Some records:
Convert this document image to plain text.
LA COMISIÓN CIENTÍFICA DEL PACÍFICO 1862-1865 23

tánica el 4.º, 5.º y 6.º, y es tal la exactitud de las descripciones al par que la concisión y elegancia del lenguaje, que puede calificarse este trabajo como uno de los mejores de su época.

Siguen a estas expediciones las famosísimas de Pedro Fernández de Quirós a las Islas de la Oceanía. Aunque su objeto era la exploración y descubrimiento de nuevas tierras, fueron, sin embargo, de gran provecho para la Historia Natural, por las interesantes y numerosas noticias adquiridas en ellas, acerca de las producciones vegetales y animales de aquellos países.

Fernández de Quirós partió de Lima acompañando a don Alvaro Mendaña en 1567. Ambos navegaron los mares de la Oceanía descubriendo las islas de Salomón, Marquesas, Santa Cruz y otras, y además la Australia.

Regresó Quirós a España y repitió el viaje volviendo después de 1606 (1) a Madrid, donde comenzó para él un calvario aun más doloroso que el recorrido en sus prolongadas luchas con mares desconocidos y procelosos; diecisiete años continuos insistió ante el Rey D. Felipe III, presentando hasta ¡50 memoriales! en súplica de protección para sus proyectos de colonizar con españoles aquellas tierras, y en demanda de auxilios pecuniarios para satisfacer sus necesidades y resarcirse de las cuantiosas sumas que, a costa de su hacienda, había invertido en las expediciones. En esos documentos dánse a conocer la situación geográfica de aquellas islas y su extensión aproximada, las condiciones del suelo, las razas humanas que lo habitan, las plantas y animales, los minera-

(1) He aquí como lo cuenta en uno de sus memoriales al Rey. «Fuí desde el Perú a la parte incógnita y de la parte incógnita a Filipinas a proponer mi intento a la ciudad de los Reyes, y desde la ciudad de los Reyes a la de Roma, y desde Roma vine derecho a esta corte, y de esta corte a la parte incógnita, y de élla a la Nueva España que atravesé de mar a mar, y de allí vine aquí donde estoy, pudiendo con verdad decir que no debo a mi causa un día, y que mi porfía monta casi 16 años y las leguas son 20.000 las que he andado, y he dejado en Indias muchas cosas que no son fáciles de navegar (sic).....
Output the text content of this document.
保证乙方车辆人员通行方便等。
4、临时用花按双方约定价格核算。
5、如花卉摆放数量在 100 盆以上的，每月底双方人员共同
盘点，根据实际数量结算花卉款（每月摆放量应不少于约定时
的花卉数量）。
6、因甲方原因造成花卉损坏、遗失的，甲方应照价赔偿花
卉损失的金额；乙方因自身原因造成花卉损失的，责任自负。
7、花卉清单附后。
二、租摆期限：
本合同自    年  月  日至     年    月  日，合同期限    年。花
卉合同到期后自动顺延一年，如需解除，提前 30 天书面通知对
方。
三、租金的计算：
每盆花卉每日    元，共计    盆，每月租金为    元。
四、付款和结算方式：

** TASK DESCRIPTION **
Could you transcribe the records in full, exactly?

** PROBLEM SOLUTION **
Convert this document image to plain text.
LA COMISIÓN CIENTÍFICA DEL PACÍFICO 1862-1865 23

tánica el 4.º, 5.º y 6.º, y es tal la exactitud de las descripciones al par que la concisión y elegancia del lenguaje, que puede calificarse este trabajo como uno de los mejores de su época.

Siguen a estas expediciones las famosísimas de Pedro Fernández de Quirós a las Islas de la Oceanía. Aunque su objeto era la exploración y descubrimiento de nuevas tierras, fueron, sin embargo, de gran provecho para la Historia Natural, por las interesantes y numerosas noticias adquiridas en ellas, acerca de las producciones vegetales y animales de aquellos países.

Fernández de Quirós partió de Lima acompañando a don Alvaro Mendaña en 1567. Ambos navegaron los mares de la Oceanía descubriendo las islas de Salomón, Marquesas, Santa Cruz y otras, y además la Australia.

Regresó Quirós a España y repitió el viaje volviendo después de 1606 (1) a Madrid, donde comenzó para él un calvario aun más doloroso que el recorrido en sus prolongadas luchas con mares desconocidos y procelosos; diecisiete años continuos insistió ante el Rey D. Felipe III, presentando hasta ¡50 memoriales! en súplica de protección para sus proyectos de colonizar con españoles aquellas tierras, y en demanda de auxilios pecuniarios para satisfacer sus necesidades y resarcirse de las cuantiosas sumas que, a costa de su hacienda, había invertido en las expediciones. En esos documentos dánse a conocer la situación geográfica de aquellas islas y su extensión aproximada, las condiciones del suelo, las razas humanas que lo habitan, las plantas y animales, los minera-

(1) He aquí como lo cuenta en uno de sus memoriales al Rey. «Fuí desde el Perú a la parte incógnita y de la parte incógnita a Filipinas a proponer mi intento a la ciudad de los Reyes, y desde la ciudad de los Reyes a la de Roma, y desde Roma vine derecho a esta corte, y de esta corte a la parte incógnita, y de élla a la Nueva España que atravesé de mar a mar, y de allí vine aquí donde estoy, pudiendo con verdad decir que no debo a mi causa un día, y que mi porfía monta casi 16 años y las leguas son 20.000 las que he andado, y he dejado en Indias muchas cosas que no son fáciles de navegar (sic).....
Output the text content of this document.
保证乙方车辆人员通行方便等。
4、临时用花按双方约定价格核算。
5、如花卉摆放数量在 100 盆以上的，每月底双方人员共同
盘点，根据实际数量结算花卉款（每月摆放量应不少于约定时
的花卉数量）。
6、因甲方原因造成花卉损坏、遗失的，甲方应照价赔偿花
卉损失的金额；乙方因自身原因造成花卉损失的，责任自负。
7、花卉清单附后。
二、租摆期限：
本合同自    年  月  日至     年    月  日，合同期限    年。花
卉合同到期后自动顺延一年，如需解除，提前 30 天书面通知对
方。
三、租金的计算：
每盆花卉每日    元，共计    盆，每月租金为    元。
四、付款和结算方式：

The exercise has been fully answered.